Goal of the exercise:
Leave out the pictures, then reproduce the rest of the material exactly.

Data for the task:
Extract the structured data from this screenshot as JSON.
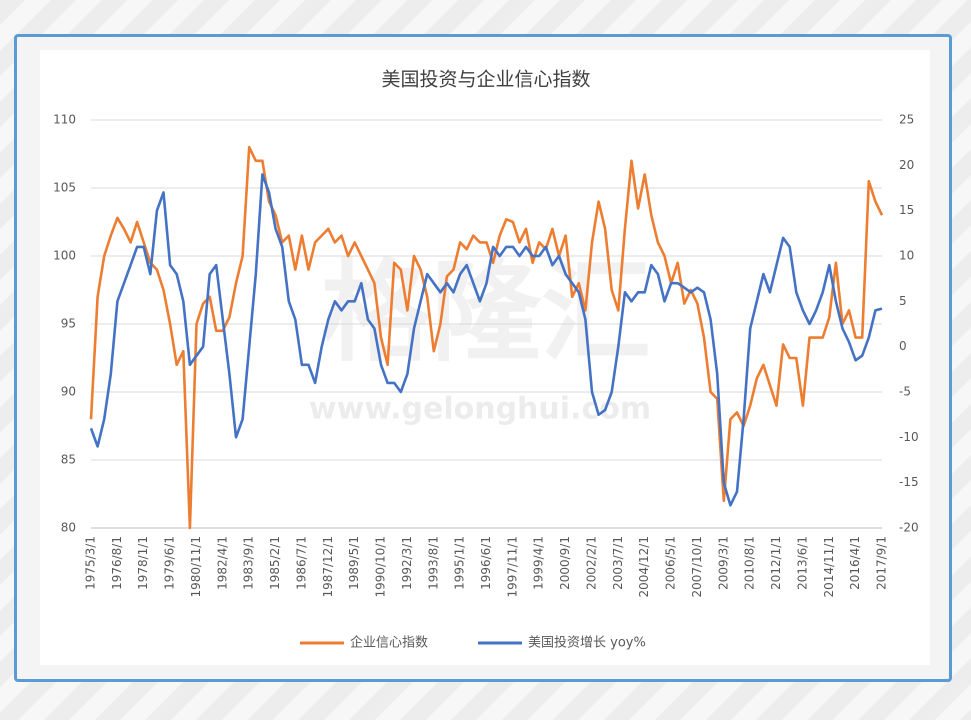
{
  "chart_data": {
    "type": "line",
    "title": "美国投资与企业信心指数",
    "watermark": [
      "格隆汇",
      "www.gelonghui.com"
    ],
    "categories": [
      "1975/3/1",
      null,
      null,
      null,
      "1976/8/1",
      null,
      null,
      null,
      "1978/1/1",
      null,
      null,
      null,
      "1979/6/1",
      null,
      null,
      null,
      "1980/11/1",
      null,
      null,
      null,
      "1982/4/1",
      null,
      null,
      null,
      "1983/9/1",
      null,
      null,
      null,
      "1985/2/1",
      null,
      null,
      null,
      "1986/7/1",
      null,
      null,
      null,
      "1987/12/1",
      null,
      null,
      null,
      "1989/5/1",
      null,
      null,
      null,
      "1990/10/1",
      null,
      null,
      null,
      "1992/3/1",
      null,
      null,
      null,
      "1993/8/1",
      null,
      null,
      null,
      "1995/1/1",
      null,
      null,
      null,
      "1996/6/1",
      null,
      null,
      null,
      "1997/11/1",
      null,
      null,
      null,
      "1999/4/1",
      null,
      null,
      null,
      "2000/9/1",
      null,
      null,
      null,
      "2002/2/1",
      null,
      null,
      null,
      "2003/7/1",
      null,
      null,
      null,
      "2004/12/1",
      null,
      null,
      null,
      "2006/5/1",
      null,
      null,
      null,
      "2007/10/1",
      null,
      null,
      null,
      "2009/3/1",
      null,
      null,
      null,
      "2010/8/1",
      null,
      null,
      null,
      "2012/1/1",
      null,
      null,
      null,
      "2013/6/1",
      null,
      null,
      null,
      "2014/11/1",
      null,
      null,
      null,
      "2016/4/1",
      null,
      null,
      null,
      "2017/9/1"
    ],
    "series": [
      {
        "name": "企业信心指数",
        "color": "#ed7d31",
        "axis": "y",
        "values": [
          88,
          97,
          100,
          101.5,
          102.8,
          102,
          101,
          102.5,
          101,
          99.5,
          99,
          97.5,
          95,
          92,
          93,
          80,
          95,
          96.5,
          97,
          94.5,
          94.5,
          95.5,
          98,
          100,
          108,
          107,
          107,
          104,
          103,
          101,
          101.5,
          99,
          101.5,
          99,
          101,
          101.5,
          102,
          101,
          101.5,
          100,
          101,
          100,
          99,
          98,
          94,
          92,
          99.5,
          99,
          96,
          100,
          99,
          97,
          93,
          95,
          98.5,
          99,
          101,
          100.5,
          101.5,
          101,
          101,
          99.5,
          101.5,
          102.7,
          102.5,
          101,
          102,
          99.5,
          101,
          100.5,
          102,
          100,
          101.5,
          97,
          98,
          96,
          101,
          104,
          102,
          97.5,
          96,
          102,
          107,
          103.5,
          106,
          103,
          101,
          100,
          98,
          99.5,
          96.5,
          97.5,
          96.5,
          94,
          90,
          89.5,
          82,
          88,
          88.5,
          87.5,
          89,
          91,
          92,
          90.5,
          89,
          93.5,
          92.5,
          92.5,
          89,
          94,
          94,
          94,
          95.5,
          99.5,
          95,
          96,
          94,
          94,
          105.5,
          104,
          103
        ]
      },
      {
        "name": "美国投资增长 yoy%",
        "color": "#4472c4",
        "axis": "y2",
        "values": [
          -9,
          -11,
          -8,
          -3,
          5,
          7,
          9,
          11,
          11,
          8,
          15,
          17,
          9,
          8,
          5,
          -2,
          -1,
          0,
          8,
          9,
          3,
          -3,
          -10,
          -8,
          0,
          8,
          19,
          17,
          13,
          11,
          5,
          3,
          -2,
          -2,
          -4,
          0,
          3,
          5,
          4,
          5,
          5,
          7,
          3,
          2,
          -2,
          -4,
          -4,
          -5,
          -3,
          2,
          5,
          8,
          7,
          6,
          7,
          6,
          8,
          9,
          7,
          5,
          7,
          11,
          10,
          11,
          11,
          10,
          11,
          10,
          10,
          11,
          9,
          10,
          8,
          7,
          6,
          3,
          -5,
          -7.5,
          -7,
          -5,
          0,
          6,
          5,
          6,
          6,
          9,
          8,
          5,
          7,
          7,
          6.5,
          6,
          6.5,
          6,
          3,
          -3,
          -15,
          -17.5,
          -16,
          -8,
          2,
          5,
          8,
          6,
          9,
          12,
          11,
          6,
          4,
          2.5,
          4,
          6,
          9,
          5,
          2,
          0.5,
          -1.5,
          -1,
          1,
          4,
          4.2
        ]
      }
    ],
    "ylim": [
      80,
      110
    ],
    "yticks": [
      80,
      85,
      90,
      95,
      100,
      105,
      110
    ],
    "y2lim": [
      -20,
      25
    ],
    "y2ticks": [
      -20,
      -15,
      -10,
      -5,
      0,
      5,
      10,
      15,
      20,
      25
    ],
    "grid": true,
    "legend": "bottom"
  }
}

The response:
Extract the structured data from this screenshot as JSON.
{
  "chart_data": {
    "type": "line",
    "title": "美国投资与企业信心指数",
    "watermark": [
      "格隆汇",
      "www.gelonghui.com"
    ],
    "categories": [
      "1975/3/1",
      null,
      null,
      null,
      "1976/8/1",
      null,
      null,
      null,
      "1978/1/1",
      null,
      null,
      null,
      "1979/6/1",
      null,
      null,
      null,
      "1980/11/1",
      null,
      null,
      null,
      "1982/4/1",
      null,
      null,
      null,
      "1983/9/1",
      null,
      null,
      null,
      "1985/2/1",
      null,
      null,
      null,
      "1986/7/1",
      null,
      null,
      null,
      "1987/12/1",
      null,
      null,
      null,
      "1989/5/1",
      null,
      null,
      null,
      "1990/10/1",
      null,
      null,
      null,
      "1992/3/1",
      null,
      null,
      null,
      "1993/8/1",
      null,
      null,
      null,
      "1995/1/1",
      null,
      null,
      null,
      "1996/6/1",
      null,
      null,
      null,
      "1997/11/1",
      null,
      null,
      null,
      "1999/4/1",
      null,
      null,
      null,
      "2000/9/1",
      null,
      null,
      null,
      "2002/2/1",
      null,
      null,
      null,
      "2003/7/1",
      null,
      null,
      null,
      "2004/12/1",
      null,
      null,
      null,
      "2006/5/1",
      null,
      null,
      null,
      "2007/10/1",
      null,
      null,
      null,
      "2009/3/1",
      null,
      null,
      null,
      "2010/8/1",
      null,
      null,
      null,
      "2012/1/1",
      null,
      null,
      null,
      "2013/6/1",
      null,
      null,
      null,
      "2014/11/1",
      null,
      null,
      null,
      "2016/4/1",
      null,
      null,
      null,
      "2017/9/1"
    ],
    "series": [
      {
        "name": "企业信心指数",
        "color": "#ed7d31",
        "axis": "y",
        "values": [
          88,
          97,
          100,
          101.5,
          102.8,
          102,
          101,
          102.5,
          101,
          99.5,
          99,
          97.5,
          95,
          92,
          93,
          80,
          95,
          96.5,
          97,
          94.5,
          94.5,
          95.5,
          98,
          100,
          108,
          107,
          107,
          104,
          103,
          101,
          101.5,
          99,
          101.5,
          99,
          101,
          101.5,
          102,
          101,
          101.5,
          100,
          101,
          100,
          99,
          98,
          94,
          92,
          99.5,
          99,
          96,
          100,
          99,
          97,
          93,
          95,
          98.5,
          99,
          101,
          100.5,
          101.5,
          101,
          101,
          99.5,
          101.5,
          102.7,
          102.5,
          101,
          102,
          99.5,
          101,
          100.5,
          102,
          100,
          101.5,
          97,
          98,
          96,
          101,
          104,
          102,
          97.5,
          96,
          102,
          107,
          103.5,
          106,
          103,
          101,
          100,
          98,
          99.5,
          96.5,
          97.5,
          96.5,
          94,
          90,
          89.5,
          82,
          88,
          88.5,
          87.5,
          89,
          91,
          92,
          90.5,
          89,
          93.5,
          92.5,
          92.5,
          89,
          94,
          94,
          94,
          95.5,
          99.5,
          95,
          96,
          94,
          94,
          105.5,
          104,
          103
        ]
      },
      {
        "name": "美国投资增长 yoy%",
        "color": "#4472c4",
        "axis": "y2",
        "values": [
          -9,
          -11,
          -8,
          -3,
          5,
          7,
          9,
          11,
          11,
          8,
          15,
          17,
          9,
          8,
          5,
          -2,
          -1,
          0,
          8,
          9,
          3,
          -3,
          -10,
          -8,
          0,
          8,
          19,
          17,
          13,
          11,
          5,
          3,
          -2,
          -2,
          -4,
          0,
          3,
          5,
          4,
          5,
          5,
          7,
          3,
          2,
          -2,
          -4,
          -4,
          -5,
          -3,
          2,
          5,
          8,
          7,
          6,
          7,
          6,
          8,
          9,
          7,
          5,
          7,
          11,
          10,
          11,
          11,
          10,
          11,
          10,
          10,
          11,
          9,
          10,
          8,
          7,
          6,
          3,
          -5,
          -7.5,
          -7,
          -5,
          0,
          6,
          5,
          6,
          6,
          9,
          8,
          5,
          7,
          7,
          6.5,
          6,
          6.5,
          6,
          3,
          -3,
          -15,
          -17.5,
          -16,
          -8,
          2,
          5,
          8,
          6,
          9,
          12,
          11,
          6,
          4,
          2.5,
          4,
          6,
          9,
          5,
          2,
          0.5,
          -1.5,
          -1,
          1,
          4,
          4.2
        ]
      }
    ],
    "ylim": [
      80,
      110
    ],
    "yticks": [
      80,
      85,
      90,
      95,
      100,
      105,
      110
    ],
    "y2lim": [
      -20,
      25
    ],
    "y2ticks": [
      -20,
      -15,
      -10,
      -5,
      0,
      5,
      10,
      15,
      20,
      25
    ],
    "grid": true,
    "legend": "bottom"
  }
}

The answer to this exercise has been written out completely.